**WHAT YOU ARE ASKED TO DO**
Copy out the listing that follows exactly, dropping every picture.

**DATA FOR THE TASK**
────────

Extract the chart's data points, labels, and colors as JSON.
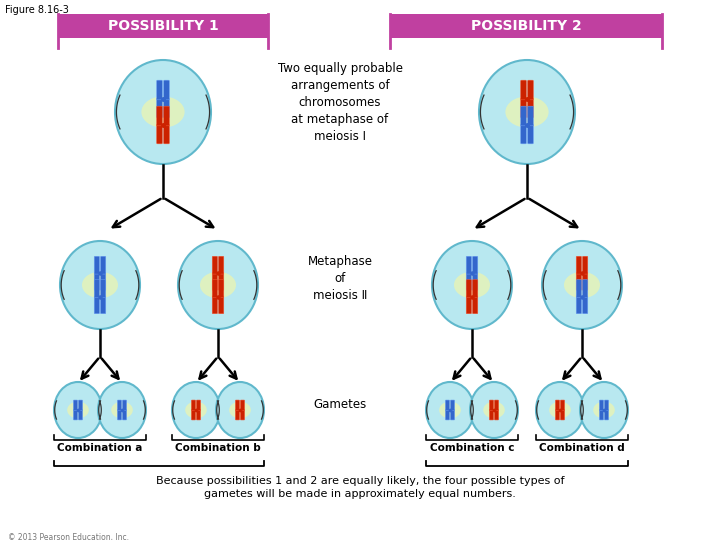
{
  "figure_label": "Figure 8.16-3",
  "possibility1_label": "POSSIBILITY 1",
  "possibility2_label": "POSSIBILITY 2",
  "top_text": "Two equally probable\narrangements of\nchromosomes\nat metaphase of\nmeiosis I",
  "middle_text": "Metaphase\nof\nmeiosis Ⅱ",
  "gametes_text": "Gametes",
  "combinations": [
    "Combination a",
    "Combination b",
    "Combination c",
    "Combination d"
  ],
  "bottom_text": "Because possibilities 1 and 2 are equally likely, the four possible types of\ngametes will be made in approximately equal numbers.",
  "copyright": "© 2013 Pearson Education, Inc.",
  "blue": "#3366CC",
  "blue_light": "#6699EE",
  "red": "#CC2200",
  "red_light": "#EE5533",
  "cell_fill": "#B8E8F0",
  "cell_edge": "#60B8CC",
  "cell_glow": "#EEFFA0",
  "poss_bg": "#C040A0",
  "background": "#FFFFFF",
  "fig_width": 7.2,
  "fig_height": 5.4
}
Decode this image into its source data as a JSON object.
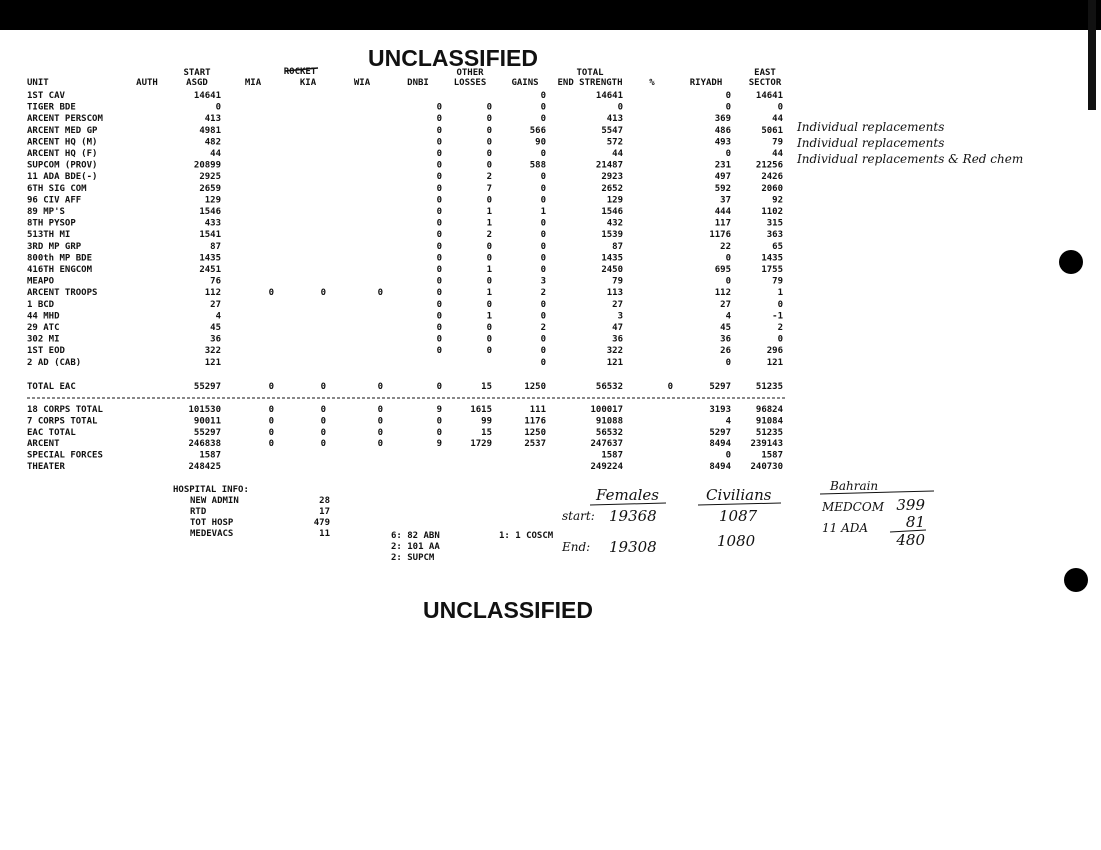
{
  "header": {
    "title": "UNCLASSIFIED"
  },
  "table": {
    "columns": [
      [
        "UNIT"
      ],
      [
        "AUTH"
      ],
      [
        "START",
        "ASGD"
      ],
      [
        "MIA"
      ],
      [
        "KIA"
      ],
      [
        "WIA"
      ],
      [
        "DNBI"
      ],
      [
        "OTHER",
        "LOSSES"
      ],
      [
        "GAINS"
      ],
      [
        "TOTAL",
        "END STRENGTH"
      ],
      [
        "%"
      ],
      [
        "RIYADH"
      ],
      [
        "EAST",
        "SECTOR"
      ]
    ],
    "struck_header": "ROCKET",
    "rows": [
      [
        "1ST CAV",
        null,
        14641,
        null,
        null,
        null,
        null,
        null,
        0,
        14641,
        null,
        0,
        14641
      ],
      [
        "TIGER BDE",
        null,
        0,
        null,
        null,
        null,
        0,
        0,
        0,
        0,
        null,
        0,
        0
      ],
      [
        "ARCENT PERSCOM",
        null,
        413,
        null,
        null,
        null,
        0,
        0,
        0,
        413,
        null,
        369,
        44
      ],
      [
        "ARCENT MED GP",
        null,
        4981,
        null,
        null,
        null,
        0,
        0,
        566,
        5547,
        null,
        486,
        5061
      ],
      [
        "ARCENT HQ (M)",
        null,
        482,
        null,
        null,
        null,
        0,
        0,
        90,
        572,
        null,
        493,
        79
      ],
      [
        "ARCENT HQ (F)",
        null,
        44,
        null,
        null,
        null,
        0,
        0,
        0,
        44,
        null,
        0,
        44
      ],
      [
        "SUPCOM (PROV)",
        null,
        20899,
        null,
        null,
        null,
        0,
        0,
        588,
        21487,
        null,
        231,
        21256
      ],
      [
        "11 ADA BDE(-)",
        null,
        2925,
        null,
        null,
        null,
        0,
        2,
        0,
        2923,
        null,
        497,
        2426
      ],
      [
        "6TH SIG COM",
        null,
        2659,
        null,
        null,
        null,
        0,
        7,
        0,
        2652,
        null,
        592,
        2060
      ],
      [
        "96 CIV AFF",
        null,
        129,
        null,
        null,
        null,
        0,
        0,
        0,
        129,
        null,
        37,
        92
      ],
      [
        "89 MP'S",
        null,
        1546,
        null,
        null,
        null,
        0,
        1,
        1,
        1546,
        null,
        444,
        1102
      ],
      [
        "8TH PYSOP",
        null,
        433,
        null,
        null,
        null,
        0,
        1,
        0,
        432,
        null,
        117,
        315
      ],
      [
        "513TH MI",
        null,
        1541,
        null,
        null,
        null,
        0,
        2,
        0,
        1539,
        null,
        1176,
        363
      ],
      [
        "3RD MP GRP",
        null,
        87,
        null,
        null,
        null,
        0,
        0,
        0,
        87,
        null,
        22,
        65
      ],
      [
        "800th MP BDE",
        null,
        1435,
        null,
        null,
        null,
        0,
        0,
        0,
        1435,
        null,
        0,
        1435
      ],
      [
        "416TH ENGCOM",
        null,
        2451,
        null,
        null,
        null,
        0,
        1,
        0,
        2450,
        null,
        695,
        1755
      ],
      [
        "MEAPO",
        null,
        76,
        null,
        null,
        null,
        0,
        0,
        3,
        79,
        null,
        0,
        79
      ],
      [
        "ARCENT TROOPS",
        null,
        112,
        0,
        0,
        0,
        0,
        1,
        2,
        113,
        null,
        112,
        1
      ],
      [
        " 1 BCD",
        null,
        27,
        null,
        null,
        null,
        0,
        0,
        0,
        27,
        null,
        27,
        0
      ],
      [
        " 44 MHD",
        null,
        4,
        null,
        null,
        null,
        0,
        1,
        0,
        3,
        null,
        4,
        -1
      ],
      [
        " 29 ATC",
        null,
        45,
        null,
        null,
        null,
        0,
        0,
        2,
        47,
        null,
        45,
        2
      ],
      [
        " 302 MI",
        null,
        36,
        null,
        null,
        null,
        0,
        0,
        0,
        36,
        null,
        36,
        0
      ],
      [
        "1ST EOD",
        null,
        322,
        null,
        null,
        null,
        0,
        0,
        0,
        322,
        null,
        26,
        296
      ],
      [
        "2 AD (CAB)",
        null,
        121,
        null,
        null,
        null,
        null,
        null,
        0,
        121,
        null,
        0,
        121
      ]
    ],
    "total_row": [
      "TOTAL EAC",
      null,
      55297,
      0,
      0,
      0,
      0,
      15,
      1250,
      56532,
      0,
      5297,
      51235
    ],
    "summary_rows": [
      [
        "18 CORPS TOTAL",
        null,
        101530,
        0,
        0,
        0,
        9,
        1615,
        111,
        100017,
        null,
        3193,
        96824
      ],
      [
        "7 CORPS TOTAL",
        null,
        90011,
        0,
        0,
        0,
        0,
        99,
        1176,
        91088,
        null,
        4,
        91084
      ],
      [
        "EAC TOTAL",
        null,
        55297,
        0,
        0,
        0,
        0,
        15,
        1250,
        56532,
        null,
        5297,
        51235
      ],
      [
        "ARCENT",
        null,
        246838,
        0,
        0,
        0,
        9,
        1729,
        2537,
        247637,
        null,
        8494,
        239143
      ],
      [
        "SPECIAL FORCES",
        null,
        1587,
        null,
        null,
        null,
        null,
        null,
        null,
        1587,
        null,
        0,
        1587
      ],
      [
        "THEATER",
        null,
        248425,
        null,
        null,
        null,
        null,
        null,
        null,
        249224,
        null,
        8494,
        240730
      ]
    ]
  },
  "hospital": {
    "title": "HOSPITAL INFO:",
    "items": [
      [
        "NEW ADMIN",
        28
      ],
      [
        "RTD",
        17
      ],
      [
        "TOT HOSP",
        479
      ],
      [
        "MEDEVACS",
        11
      ]
    ]
  },
  "medevac_units": [
    "6: 82 ABN",
    "2: 101 AA",
    "2: SUPCM"
  ],
  "medevac_units_2": [
    "1: 1 COSCM"
  ],
  "handwritten": {
    "notes": [
      "Individual replacements",
      "Individual replacements",
      "Individual replacements & Red chem"
    ],
    "females": {
      "title": "Females",
      "start_label": "start:",
      "start": 19368,
      "end_label": "End:",
      "end": 19308
    },
    "civilians": {
      "title": "Civilians",
      "start": 1087,
      "end": 1080
    },
    "bahrain": {
      "title": "Bahrain",
      "rows": [
        [
          "MEDCOM",
          399
        ],
        [
          "11 ADA",
          81
        ]
      ],
      "total": 480
    }
  },
  "footer": {
    "title": "UNCLASSIFIED"
  }
}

────────

**ANSWER BELOW**
Extract the chart's data points, labels, and colors as JSON.
{
  "figure_label": "Figure 8.16-3",
  "possibility1_label": "POSSIBILITY 1",
  "possibility2_label": "POSSIBILITY 2",
  "top_text": "Two equally probable\narrangements of\nchromosomes\nat metaphase of\nmeiosis I",
  "middle_text": "Metaphase\nof\nmeiosis Ⅱ",
  "gametes_text": "Gametes",
  "combinations": [
    "Combination a",
    "Combination b",
    "Combination c",
    "Combination d"
  ],
  "bottom_text": "Because possibilities 1 and 2 are equally likely, the four possible types of\ngametes will be made in approximately equal numbers.",
  "copyright": "© 2013 Pearson Education, Inc.",
  "blue": "#3366CC",
  "blue_light": "#6699EE",
  "red": "#CC2200",
  "red_light": "#EE5533",
  "cell_fill": "#B8E8F0",
  "cell_edge": "#60B8CC",
  "cell_glow": "#EEFFA0",
  "poss_bg": "#C040A0",
  "background": "#FFFFFF",
  "fig_width": 7.2,
  "fig_height": 5.4
}
Decode this image into its source data as a JSON object.
{
  "header": {
    "title": "UNCLASSIFIED"
  },
  "table": {
    "columns": [
      [
        "UNIT"
      ],
      [
        "AUTH"
      ],
      [
        "START",
        "ASGD"
      ],
      [
        "MIA"
      ],
      [
        "KIA"
      ],
      [
        "WIA"
      ],
      [
        "DNBI"
      ],
      [
        "OTHER",
        "LOSSES"
      ],
      [
        "GAINS"
      ],
      [
        "TOTAL",
        "END STRENGTH"
      ],
      [
        "%"
      ],
      [
        "RIYADH"
      ],
      [
        "EAST",
        "SECTOR"
      ]
    ],
    "struck_header": "ROCKET",
    "rows": [
      [
        "1ST CAV",
        null,
        14641,
        null,
        null,
        null,
        null,
        null,
        0,
        14641,
        null,
        0,
        14641
      ],
      [
        "TIGER BDE",
        null,
        0,
        null,
        null,
        null,
        0,
        0,
        0,
        0,
        null,
        0,
        0
      ],
      [
        "ARCENT PERSCOM",
        null,
        413,
        null,
        null,
        null,
        0,
        0,
        0,
        413,
        null,
        369,
        44
      ],
      [
        "ARCENT MED GP",
        null,
        4981,
        null,
        null,
        null,
        0,
        0,
        566,
        5547,
        null,
        486,
        5061
      ],
      [
        "ARCENT HQ (M)",
        null,
        482,
        null,
        null,
        null,
        0,
        0,
        90,
        572,
        null,
        493,
        79
      ],
      [
        "ARCENT HQ (F)",
        null,
        44,
        null,
        null,
        null,
        0,
        0,
        0,
        44,
        null,
        0,
        44
      ],
      [
        "SUPCOM (PROV)",
        null,
        20899,
        null,
        null,
        null,
        0,
        0,
        588,
        21487,
        null,
        231,
        21256
      ],
      [
        "11 ADA BDE(-)",
        null,
        2925,
        null,
        null,
        null,
        0,
        2,
        0,
        2923,
        null,
        497,
        2426
      ],
      [
        "6TH SIG COM",
        null,
        2659,
        null,
        null,
        null,
        0,
        7,
        0,
        2652,
        null,
        592,
        2060
      ],
      [
        "96 CIV AFF",
        null,
        129,
        null,
        null,
        null,
        0,
        0,
        0,
        129,
        null,
        37,
        92
      ],
      [
        "89 MP'S",
        null,
        1546,
        null,
        null,
        null,
        0,
        1,
        1,
        1546,
        null,
        444,
        1102
      ],
      [
        "8TH PYSOP",
        null,
        433,
        null,
        null,
        null,
        0,
        1,
        0,
        432,
        null,
        117,
        315
      ],
      [
        "513TH MI",
        null,
        1541,
        null,
        null,
        null,
        0,
        2,
        0,
        1539,
        null,
        1176,
        363
      ],
      [
        "3RD MP GRP",
        null,
        87,
        null,
        null,
        null,
        0,
        0,
        0,
        87,
        null,
        22,
        65
      ],
      [
        "800th MP BDE",
        null,
        1435,
        null,
        null,
        null,
        0,
        0,
        0,
        1435,
        null,
        0,
        1435
      ],
      [
        "416TH ENGCOM",
        null,
        2451,
        null,
        null,
        null,
        0,
        1,
        0,
        2450,
        null,
        695,
        1755
      ],
      [
        "MEAPO",
        null,
        76,
        null,
        null,
        null,
        0,
        0,
        3,
        79,
        null,
        0,
        79
      ],
      [
        "ARCENT TROOPS",
        null,
        112,
        0,
        0,
        0,
        0,
        1,
        2,
        113,
        null,
        112,
        1
      ],
      [
        " 1 BCD",
        null,
        27,
        null,
        null,
        null,
        0,
        0,
        0,
        27,
        null,
        27,
        0
      ],
      [
        " 44 MHD",
        null,
        4,
        null,
        null,
        null,
        0,
        1,
        0,
        3,
        null,
        4,
        -1
      ],
      [
        " 29 ATC",
        null,
        45,
        null,
        null,
        null,
        0,
        0,
        2,
        47,
        null,
        45,
        2
      ],
      [
        " 302 MI",
        null,
        36,
        null,
        null,
        null,
        0,
        0,
        0,
        36,
        null,
        36,
        0
      ],
      [
        "1ST EOD",
        null,
        322,
        null,
        null,
        null,
        0,
        0,
        0,
        322,
        null,
        26,
        296
      ],
      [
        "2 AD (CAB)",
        null,
        121,
        null,
        null,
        null,
        null,
        null,
        0,
        121,
        null,
        0,
        121
      ]
    ],
    "total_row": [
      "TOTAL EAC",
      null,
      55297,
      0,
      0,
      0,
      0,
      15,
      1250,
      56532,
      0,
      5297,
      51235
    ],
    "summary_rows": [
      [
        "18 CORPS TOTAL",
        null,
        101530,
        0,
        0,
        0,
        9,
        1615,
        111,
        100017,
        null,
        3193,
        96824
      ],
      [
        "7 CORPS TOTAL",
        null,
        90011,
        0,
        0,
        0,
        0,
        99,
        1176,
        91088,
        null,
        4,
        91084
      ],
      [
        "EAC TOTAL",
        null,
        55297,
        0,
        0,
        0,
        0,
        15,
        1250,
        56532,
        null,
        5297,
        51235
      ],
      [
        "ARCENT",
        null,
        246838,
        0,
        0,
        0,
        9,
        1729,
        2537,
        247637,
        null,
        8494,
        239143
      ],
      [
        "SPECIAL FORCES",
        null,
        1587,
        null,
        null,
        null,
        null,
        null,
        null,
        1587,
        null,
        0,
        1587
      ],
      [
        "THEATER",
        null,
        248425,
        null,
        null,
        null,
        null,
        null,
        null,
        249224,
        null,
        8494,
        240730
      ]
    ]
  },
  "hospital": {
    "title": "HOSPITAL INFO:",
    "items": [
      [
        "NEW ADMIN",
        28
      ],
      [
        "RTD",
        17
      ],
      [
        "TOT HOSP",
        479
      ],
      [
        "MEDEVACS",
        11
      ]
    ]
  },
  "medevac_units": [
    "6: 82 ABN",
    "2: 101 AA",
    "2: SUPCM"
  ],
  "medevac_units_2": [
    "1: 1 COSCM"
  ],
  "handwritten": {
    "notes": [
      "Individual replacements",
      "Individual replacements",
      "Individual replacements & Red chem"
    ],
    "females": {
      "title": "Females",
      "start_label": "start:",
      "start": 19368,
      "end_label": "End:",
      "end": 19308
    },
    "civilians": {
      "title": "Civilians",
      "start": 1087,
      "end": 1080
    },
    "bahrain": {
      "title": "Bahrain",
      "rows": [
        [
          "MEDCOM",
          399
        ],
        [
          "11 ADA",
          81
        ]
      ],
      "total": 480
    }
  },
  "footer": {
    "title": "UNCLASSIFIED"
  }
}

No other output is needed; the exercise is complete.